## INFORMATION PROVIDED

· · ·

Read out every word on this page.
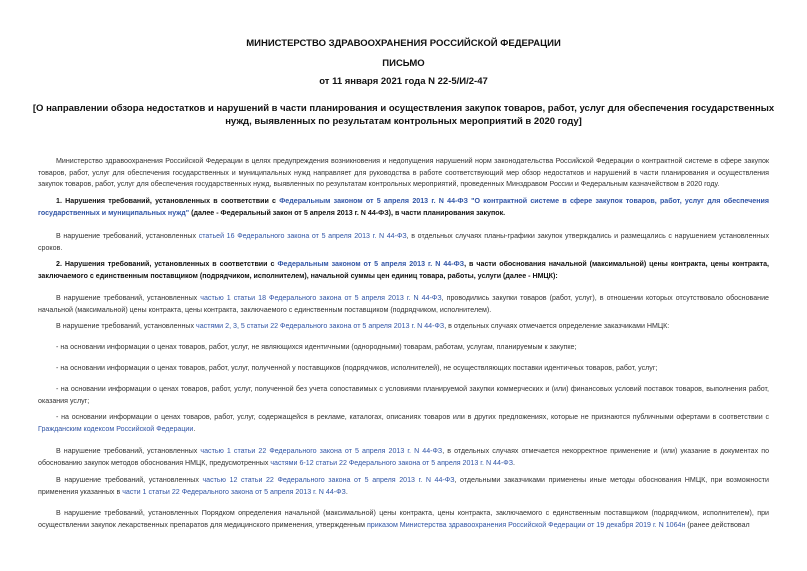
МИНИСТЕРСТВО ЗДРАВООХРАНЕНИЯ РОССИЙСКОЙ ФЕДЕРАЦИИ
ПИСЬМО
от 11 января 2021 года N 22-5/И/2-47
[О направлении обзора недостатков и нарушений в части планирования и осуществления закупок товаров, работ, услуг для обеспечения государственных нужд, выявленных по результатам контрольных мероприятий в 2020 году]
Министерство здравоохранения Российской Федерации в целях предупреждения возникновения и недопущения нарушений норм законодательства Российской Федерации о контрактной системе в сфере закупок товаров, работ, услуг для обеспечения государственных и муниципальных нужд направляет для руководства в работе соответствующий мер обзор недостатков и нарушений в части планирования и осуществления закупок товаров, работ, услуг для обеспечения государственных нужд, выявленных по результатам контрольных мероприятий, проведенных Минздравом России и Федеральным казначейством в 2020 году.
1. Нарушения требований, установленных в соответствии с Федеральным законом от 5 апреля 2013 г. N 44-ФЗ "О контрактной системе в сфере закупок товаров, работ, услуг для обеспечения государственных и муниципальных нужд" (далее - Федеральный закон от 5 апреля 2013 г. N 44-ФЗ), в части планирования закупок.
В нарушение требований, установленных статьей 16 Федерального закона от 5 апреля 2013 г. N 44-ФЗ, в отдельных случаях планы-графики закупок утверждались и размещались с нарушением установленных сроков.
2. Нарушения требований, установленных в соответствии с Федеральным законом от 5 апреля 2013 г. N 44-ФЗ, в части обоснования начальной (максимальной) цены контракта, цены контракта, заключаемого с единственным поставщиком (подрядчиком, исполнителем), начальной суммы цен единиц товара, работы, услуги (далее - НМЦК):
В нарушение требований, установленных частью 1 статьи 18 Федерального закона от 5 апреля 2013 г. N 44-ФЗ, проводились закупки товаров (работ, услуг), в отношении которых отсутствовало обоснование начальной (максимальной) цены контракта, цены контракта, заключаемого с единственным поставщиком (подрядчиком, исполнителем).
В нарушение требований, установленных частями 2, 3, 5 статьи 22 Федерального закона от 5 апреля 2013 г. N 44-ФЗ, в отдельных случаях отмечается определение заказчиками НМЦК:
- на основании информации о ценах товаров, работ, услуг, не являющихся идентичными (однородными) товарам, работам, услугам, планируемым к закупке;
- на основании информации о ценах товаров, работ, услуг, полученной у поставщиков (подрядчиков, исполнителей), не осуществляющих поставки идентичных товаров, работ, услуг;
- на основании информации о ценах товаров, работ, услуг, полученной без учета сопоставимых с условиями планируемой закупки коммерческих и (или) финансовых условий поставок товаров, выполнения работ, оказания услуг;
- на основании информации о ценах товаров, работ, услуг, содержащейся в рекламе, каталогах, описаниях товаров или в других предложениях, которые не признаются публичными офертами в соответствии с Гражданским кодексом Российской Федерации.
В нарушение требований, установленных частью 1 статьи 22 Федерального закона от 5 апреля 2013 г. N 44-ФЗ, в отдельных случаях отмечается некорректное применение и (или) указание в документах по обоснованию закупок методов обоснования НМЦК, предусмотренных частями 6-12 статьи 22 Федерального закона от 5 апреля 2013 г. N 44-ФЗ.
В нарушение требований, установленных частью 12 статьи 22 Федерального закона от 5 апреля 2013 г. N 44-ФЗ, отдельными заказчиками применены иные методы обоснования НМЦК, при возможности применения указанных в части 1 статьи 22 Федерального закона от 5 апреля 2013 г. N 44-ФЗ.
В нарушение требований, установленных Порядком определения начальной (максимальной) цены контракта, цены контракта, заключаемого с единственным поставщиком (подрядчиком, исполнителем), при осуществлении закупок лекарственных препаратов для медицинского применения, утвержденным приказом Министерства здравоохранения Российской Федерации от 19 декабря 2019 г. N 1064н (ранее действовал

· · ·

## PROBLEM TO SOLVE
Count how many lines of the data include the word "закупки". Your reply should be that number alone.

## ANSWER TO THIS TASK
2